# [WHAT IS EXPECTED]
Can you restate the records below word for word?

* begin *

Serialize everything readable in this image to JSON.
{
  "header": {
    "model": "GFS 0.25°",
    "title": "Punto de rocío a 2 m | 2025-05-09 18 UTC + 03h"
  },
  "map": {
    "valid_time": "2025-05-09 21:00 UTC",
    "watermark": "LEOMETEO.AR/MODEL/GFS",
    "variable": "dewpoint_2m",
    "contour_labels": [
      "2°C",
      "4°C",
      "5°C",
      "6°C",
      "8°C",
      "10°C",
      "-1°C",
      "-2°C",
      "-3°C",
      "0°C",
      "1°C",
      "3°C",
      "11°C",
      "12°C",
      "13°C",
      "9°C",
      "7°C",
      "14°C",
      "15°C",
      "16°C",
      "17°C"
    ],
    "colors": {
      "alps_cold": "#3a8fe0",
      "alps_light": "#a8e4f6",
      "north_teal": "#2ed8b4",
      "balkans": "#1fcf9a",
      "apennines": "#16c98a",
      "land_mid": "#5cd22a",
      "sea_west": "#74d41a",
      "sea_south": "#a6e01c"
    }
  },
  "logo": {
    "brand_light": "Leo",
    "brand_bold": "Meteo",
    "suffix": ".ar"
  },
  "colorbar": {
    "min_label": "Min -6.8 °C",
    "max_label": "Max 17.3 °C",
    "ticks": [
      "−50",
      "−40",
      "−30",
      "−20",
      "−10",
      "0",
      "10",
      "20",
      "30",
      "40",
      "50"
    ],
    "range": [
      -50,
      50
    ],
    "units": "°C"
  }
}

* end *

# [RESPONSE TO THIS EXERCISE]
Serialize everything readable in this image to JSON.
{
  "header": {
    "model": "GFS 0.25°",
    "title": "Punto de rocío a 2 m | 2025-05-09 18 UTC + 03h"
  },
  "map": {
    "valid_time": "2025-05-09 21:00 UTC",
    "watermark": "LEOMETEO.AR/MODEL/GFS",
    "variable": "dewpoint_2m",
    "contour_labels": [
      "2°C",
      "4°C",
      "5°C",
      "6°C",
      "8°C",
      "10°C",
      "-1°C",
      "-2°C",
      "-3°C",
      "0°C",
      "1°C",
      "3°C",
      "11°C",
      "12°C",
      "13°C",
      "9°C",
      "7°C",
      "14°C",
      "15°C",
      "16°C",
      "17°C"
    ],
    "colors": {
      "alps_cold": "#3a8fe0",
      "alps_light": "#a8e4f6",
      "north_teal": "#2ed8b4",
      "balkans": "#1fcf9a",
      "apennines": "#16c98a",
      "land_mid": "#5cd22a",
      "sea_west": "#74d41a",
      "sea_south": "#a6e01c"
    }
  },
  "logo": {
    "brand_light": "Leo",
    "brand_bold": "Meteo",
    "suffix": ".ar"
  },
  "colorbar": {
    "min_label": "Min -6.8 °C",
    "max_label": "Max 17.3 °C",
    "ticks": [
      "−50",
      "−40",
      "−30",
      "−20",
      "−10",
      "0",
      "10",
      "20",
      "30",
      "40",
      "50"
    ],
    "range": [
      -50,
      50
    ],
    "units": "°C"
  }
}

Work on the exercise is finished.